GOAL OF THE EXERCISE: Below are records; work out how many of their lines hold the string "Широкие" and give that number alone.

╭─ STORED RECORDS

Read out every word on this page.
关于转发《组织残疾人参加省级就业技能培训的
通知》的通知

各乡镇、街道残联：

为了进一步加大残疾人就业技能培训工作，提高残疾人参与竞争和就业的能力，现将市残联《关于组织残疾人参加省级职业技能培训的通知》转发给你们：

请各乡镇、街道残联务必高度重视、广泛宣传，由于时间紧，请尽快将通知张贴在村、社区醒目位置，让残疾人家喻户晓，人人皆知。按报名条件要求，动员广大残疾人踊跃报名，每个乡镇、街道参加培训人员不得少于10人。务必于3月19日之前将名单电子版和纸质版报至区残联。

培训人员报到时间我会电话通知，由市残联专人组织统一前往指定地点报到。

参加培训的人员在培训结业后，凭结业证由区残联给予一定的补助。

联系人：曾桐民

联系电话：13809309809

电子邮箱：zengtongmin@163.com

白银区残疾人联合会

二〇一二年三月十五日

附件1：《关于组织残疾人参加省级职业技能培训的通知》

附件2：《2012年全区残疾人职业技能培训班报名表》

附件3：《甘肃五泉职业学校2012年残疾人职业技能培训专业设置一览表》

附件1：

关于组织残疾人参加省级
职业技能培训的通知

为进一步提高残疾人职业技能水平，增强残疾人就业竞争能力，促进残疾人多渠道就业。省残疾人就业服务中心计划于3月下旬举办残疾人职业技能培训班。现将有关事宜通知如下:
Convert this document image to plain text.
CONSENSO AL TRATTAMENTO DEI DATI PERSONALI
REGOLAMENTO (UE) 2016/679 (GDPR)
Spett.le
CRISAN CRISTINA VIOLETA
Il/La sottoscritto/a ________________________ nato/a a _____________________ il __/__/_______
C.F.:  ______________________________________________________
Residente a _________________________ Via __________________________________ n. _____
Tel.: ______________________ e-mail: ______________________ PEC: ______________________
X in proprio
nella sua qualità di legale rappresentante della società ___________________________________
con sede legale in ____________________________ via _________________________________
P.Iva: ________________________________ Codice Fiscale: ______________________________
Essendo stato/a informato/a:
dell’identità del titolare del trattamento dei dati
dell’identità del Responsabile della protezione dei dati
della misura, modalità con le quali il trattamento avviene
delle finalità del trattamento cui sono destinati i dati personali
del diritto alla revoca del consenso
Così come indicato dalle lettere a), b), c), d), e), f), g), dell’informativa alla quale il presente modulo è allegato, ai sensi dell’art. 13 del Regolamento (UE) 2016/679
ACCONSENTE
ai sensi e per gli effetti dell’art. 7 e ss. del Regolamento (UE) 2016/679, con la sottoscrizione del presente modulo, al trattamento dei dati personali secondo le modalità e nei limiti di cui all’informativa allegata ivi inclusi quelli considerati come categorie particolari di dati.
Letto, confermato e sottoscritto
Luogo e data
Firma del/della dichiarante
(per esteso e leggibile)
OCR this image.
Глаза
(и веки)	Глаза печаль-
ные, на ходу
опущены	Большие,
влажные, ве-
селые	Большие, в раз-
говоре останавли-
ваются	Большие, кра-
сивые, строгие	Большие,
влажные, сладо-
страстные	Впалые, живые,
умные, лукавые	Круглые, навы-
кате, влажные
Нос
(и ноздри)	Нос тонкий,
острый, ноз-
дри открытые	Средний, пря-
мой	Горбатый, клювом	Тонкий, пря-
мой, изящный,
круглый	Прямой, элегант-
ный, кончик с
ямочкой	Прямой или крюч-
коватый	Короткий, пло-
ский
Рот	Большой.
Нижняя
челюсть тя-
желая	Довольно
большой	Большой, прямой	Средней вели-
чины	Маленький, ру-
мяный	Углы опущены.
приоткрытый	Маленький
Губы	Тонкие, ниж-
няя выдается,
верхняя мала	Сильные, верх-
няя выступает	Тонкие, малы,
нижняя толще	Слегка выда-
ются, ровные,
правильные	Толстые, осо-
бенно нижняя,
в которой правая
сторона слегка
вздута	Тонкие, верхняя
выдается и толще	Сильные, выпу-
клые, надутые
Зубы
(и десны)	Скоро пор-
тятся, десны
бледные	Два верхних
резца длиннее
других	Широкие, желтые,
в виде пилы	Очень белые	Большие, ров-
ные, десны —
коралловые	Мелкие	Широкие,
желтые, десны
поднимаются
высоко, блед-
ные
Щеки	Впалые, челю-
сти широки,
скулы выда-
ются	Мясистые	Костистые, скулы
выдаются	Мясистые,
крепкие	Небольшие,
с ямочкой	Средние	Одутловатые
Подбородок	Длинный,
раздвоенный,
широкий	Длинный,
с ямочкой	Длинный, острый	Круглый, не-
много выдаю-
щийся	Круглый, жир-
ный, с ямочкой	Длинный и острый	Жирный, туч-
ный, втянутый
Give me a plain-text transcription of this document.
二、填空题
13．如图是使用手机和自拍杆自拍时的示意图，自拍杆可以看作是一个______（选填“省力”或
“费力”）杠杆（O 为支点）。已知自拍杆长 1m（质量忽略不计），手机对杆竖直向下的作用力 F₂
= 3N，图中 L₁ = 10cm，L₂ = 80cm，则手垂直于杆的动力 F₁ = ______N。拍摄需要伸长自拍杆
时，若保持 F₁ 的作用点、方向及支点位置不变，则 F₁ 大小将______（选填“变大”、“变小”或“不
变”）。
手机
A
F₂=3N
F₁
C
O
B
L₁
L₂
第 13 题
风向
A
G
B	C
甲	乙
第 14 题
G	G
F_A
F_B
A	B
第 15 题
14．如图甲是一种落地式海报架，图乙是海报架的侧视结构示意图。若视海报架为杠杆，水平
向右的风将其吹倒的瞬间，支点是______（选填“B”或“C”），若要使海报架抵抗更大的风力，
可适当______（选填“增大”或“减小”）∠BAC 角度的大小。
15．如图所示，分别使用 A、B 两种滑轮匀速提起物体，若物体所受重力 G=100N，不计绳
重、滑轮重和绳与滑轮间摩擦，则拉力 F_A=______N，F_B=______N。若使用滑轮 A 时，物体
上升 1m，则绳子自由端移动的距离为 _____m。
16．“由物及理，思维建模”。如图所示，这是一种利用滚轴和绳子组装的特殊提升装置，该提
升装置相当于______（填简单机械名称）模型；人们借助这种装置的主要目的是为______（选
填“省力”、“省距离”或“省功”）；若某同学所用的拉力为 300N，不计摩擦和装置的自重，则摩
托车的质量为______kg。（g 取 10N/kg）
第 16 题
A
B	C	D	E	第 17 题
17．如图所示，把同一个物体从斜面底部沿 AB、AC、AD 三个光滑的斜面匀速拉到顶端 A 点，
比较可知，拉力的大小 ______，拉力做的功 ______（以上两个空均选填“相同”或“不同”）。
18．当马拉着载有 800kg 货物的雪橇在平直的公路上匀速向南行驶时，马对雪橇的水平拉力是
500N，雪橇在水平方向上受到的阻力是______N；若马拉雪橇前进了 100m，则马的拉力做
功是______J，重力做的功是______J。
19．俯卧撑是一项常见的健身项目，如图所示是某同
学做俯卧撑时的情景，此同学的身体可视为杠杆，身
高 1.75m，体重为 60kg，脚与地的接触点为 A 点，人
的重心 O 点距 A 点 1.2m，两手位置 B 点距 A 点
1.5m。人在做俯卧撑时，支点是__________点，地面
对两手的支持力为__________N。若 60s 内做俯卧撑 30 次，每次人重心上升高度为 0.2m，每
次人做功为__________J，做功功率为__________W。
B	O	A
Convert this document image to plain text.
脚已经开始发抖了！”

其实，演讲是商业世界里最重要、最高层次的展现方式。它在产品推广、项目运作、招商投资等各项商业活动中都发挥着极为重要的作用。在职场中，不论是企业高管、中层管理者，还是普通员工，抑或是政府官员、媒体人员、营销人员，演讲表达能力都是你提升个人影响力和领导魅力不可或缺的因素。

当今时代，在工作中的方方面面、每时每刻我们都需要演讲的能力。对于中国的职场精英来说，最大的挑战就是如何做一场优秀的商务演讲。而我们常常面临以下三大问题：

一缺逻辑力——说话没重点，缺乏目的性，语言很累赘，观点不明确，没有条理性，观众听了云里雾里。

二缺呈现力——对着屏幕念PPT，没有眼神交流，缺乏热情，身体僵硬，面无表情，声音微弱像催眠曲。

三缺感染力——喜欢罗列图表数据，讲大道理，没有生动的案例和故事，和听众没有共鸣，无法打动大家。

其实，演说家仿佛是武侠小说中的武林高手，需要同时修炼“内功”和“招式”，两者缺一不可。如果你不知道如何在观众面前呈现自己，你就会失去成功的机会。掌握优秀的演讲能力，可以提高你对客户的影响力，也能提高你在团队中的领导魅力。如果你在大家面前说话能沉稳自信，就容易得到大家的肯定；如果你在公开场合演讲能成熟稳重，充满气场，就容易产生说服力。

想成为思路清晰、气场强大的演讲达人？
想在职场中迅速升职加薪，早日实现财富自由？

╰─

TASK SOLUTION: 2